Text passage:
## start

PROJECT: Combined Cycle Power Plant Steam Drain System Improvement Project


This facility was a 147 MW combined cycle generation unit using two gas turbines each with their own Heat Recovery Steam Generators (HRSG's) and one steam turbine/generator unit. At the time of this project, the plant had been recently commissioned within the last two years and was still ironing out some of the left over operational design issues.

The typical loading schedule for the plant was nightly shutdowns with a subsequent restart the following morning. The plant had incorporated many design features for this type of loading schedule. One of these designs was the method by which the high and low pressure main steam piping utilized a drain system to prevent the accumiliation of condensate during the warm up process. This was necessary to prevent the condensate from flashing resulting in potential piping hammering or water induction to the steam turbine.

The plant had a history of compliants registered from the nearby residential neighborhoods resulting from the noise created by the warm up steam releases even though the design of the warm up steam drain system used a flashtank with a very large silencer.

The engineering service was able to conduct a thorough evaluation of the system, used extensive compressible multi-phase steam flow modelling, and redesign the piping, valves, exhaust system sizes, and control logic to completely eliminate all steam drain system noise.

RESULTS


• Completed a thorough evaluation of the equipment, piping, control logic, and operational process, of the steam drain system. Detemined the causes of noise and provided formal recommendations for correcting.

• Completed a computer modeled simulation of the steam drain multi-phase steam flow conditions. Used this computer model to determine the new design modifications to eliminate flow conditions above sonic velocities.

PROJECT: Simultaneous Restoration of Two Biomass Power Plants


Two mid 1980's vintage biomass power plants each rated at approximately 12.5 MW's had been shutdown and abandoned in mid year 2010 due to the loss of permanent financing. With the financial challenges prior to these plants being abandoned, the equipment had suffered from over use, lack of maintenance, and make shift repairs with limited site resources. The Allen-Bradley PLC based control systems were one of the casualties of the lack of maintenance and technical expertise to the point where the contract O&M service were unaware of the full extent of the problems.

The initial responsibilities started late in the "refurbishment" process (i.e., four weeks before the scheduled startup date) and included simply fixing some perceived "bugs" in the PLC system, PLC process & control tuning, and startup engineering support. The responsibilities grew to include a full upgrade of the Allen-Bradley system from their mid 1990's version to current hardware and software, rebuilding of many major process control loops, process & control tuning, and full unit engineering startup support which included engineering changes to various process methods.

The combustors for these sites are Energy Products of Idaho (EPI) bubbling fluidized bed combustors providing heat energy to a Zurn 122 kpph at 684 psig & 765F superheated steam boiler. Both sites burned agricultural waste which primarily amounted to chopped up almond orchards during the course of this startup.

## end

Required task 1: In the power plant project text, substitute "walnut orchards" for "almond orchards" and write out everything from "The combustors for" down to "of this startup.".
The power plant project text and the rows are separate, unrelated material.

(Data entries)
## start

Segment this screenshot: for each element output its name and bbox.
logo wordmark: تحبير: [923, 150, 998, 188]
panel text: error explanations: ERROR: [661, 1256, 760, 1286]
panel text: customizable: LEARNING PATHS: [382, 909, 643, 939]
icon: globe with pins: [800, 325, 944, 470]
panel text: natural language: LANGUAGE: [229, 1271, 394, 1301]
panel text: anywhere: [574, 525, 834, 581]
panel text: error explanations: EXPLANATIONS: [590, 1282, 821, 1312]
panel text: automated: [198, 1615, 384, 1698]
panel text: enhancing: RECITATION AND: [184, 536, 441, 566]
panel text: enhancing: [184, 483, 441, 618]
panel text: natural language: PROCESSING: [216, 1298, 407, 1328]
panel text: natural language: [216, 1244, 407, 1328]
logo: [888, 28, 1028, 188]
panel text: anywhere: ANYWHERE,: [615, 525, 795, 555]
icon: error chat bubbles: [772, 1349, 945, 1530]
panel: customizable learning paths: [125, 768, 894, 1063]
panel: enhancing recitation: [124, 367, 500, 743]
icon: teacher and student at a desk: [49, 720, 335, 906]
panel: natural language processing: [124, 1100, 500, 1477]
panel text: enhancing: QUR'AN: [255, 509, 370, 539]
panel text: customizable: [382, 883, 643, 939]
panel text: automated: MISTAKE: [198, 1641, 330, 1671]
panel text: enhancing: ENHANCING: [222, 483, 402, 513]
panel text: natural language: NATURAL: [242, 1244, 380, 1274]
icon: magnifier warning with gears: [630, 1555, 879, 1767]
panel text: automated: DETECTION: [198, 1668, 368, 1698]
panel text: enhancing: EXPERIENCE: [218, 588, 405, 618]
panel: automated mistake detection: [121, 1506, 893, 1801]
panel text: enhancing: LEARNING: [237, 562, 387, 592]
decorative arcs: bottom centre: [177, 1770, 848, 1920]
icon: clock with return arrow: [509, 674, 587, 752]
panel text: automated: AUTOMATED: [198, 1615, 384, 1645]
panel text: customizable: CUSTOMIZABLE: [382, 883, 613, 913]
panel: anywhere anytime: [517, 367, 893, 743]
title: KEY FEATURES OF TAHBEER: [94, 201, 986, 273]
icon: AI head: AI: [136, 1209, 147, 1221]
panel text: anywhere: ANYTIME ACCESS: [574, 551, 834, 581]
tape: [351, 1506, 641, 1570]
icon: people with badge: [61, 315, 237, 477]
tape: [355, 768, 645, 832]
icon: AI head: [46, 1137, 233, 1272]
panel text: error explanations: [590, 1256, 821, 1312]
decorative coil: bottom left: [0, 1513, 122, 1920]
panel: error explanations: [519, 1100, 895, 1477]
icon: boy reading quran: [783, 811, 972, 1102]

## end

Required task 2: Convert the rows, everything from the first one down to the line containing "icon: globe with pins: [800, 325, 944, 470]", into a JSON list of strings with one string per line and blank lines left out.

Complete output 1:
The combustors for these sites are Energy Products of Idaho (EPI) bubbling fluidized bed combustors providing heat energy to a Zurn 122 kpph at 684 psig & 765F superheated steam boiler. Both sites burned agricultural waste which primarily amounted to chopped up walnut orchards during the course of this startup.

Complete output 2:
[
  "Segment this screenshot: for each element output its name and bbox.",
  "logo wordmark: تحبير: [923, 150, 998, 188]",
  "panel text: error explanations: ERROR: [661, 1256, 760, 1286]",
  "panel text: customizable: LEARNING PATHS: [382, 909, 643, 939]",
  "icon: globe with pins: [800, 325, 944, 470]"
]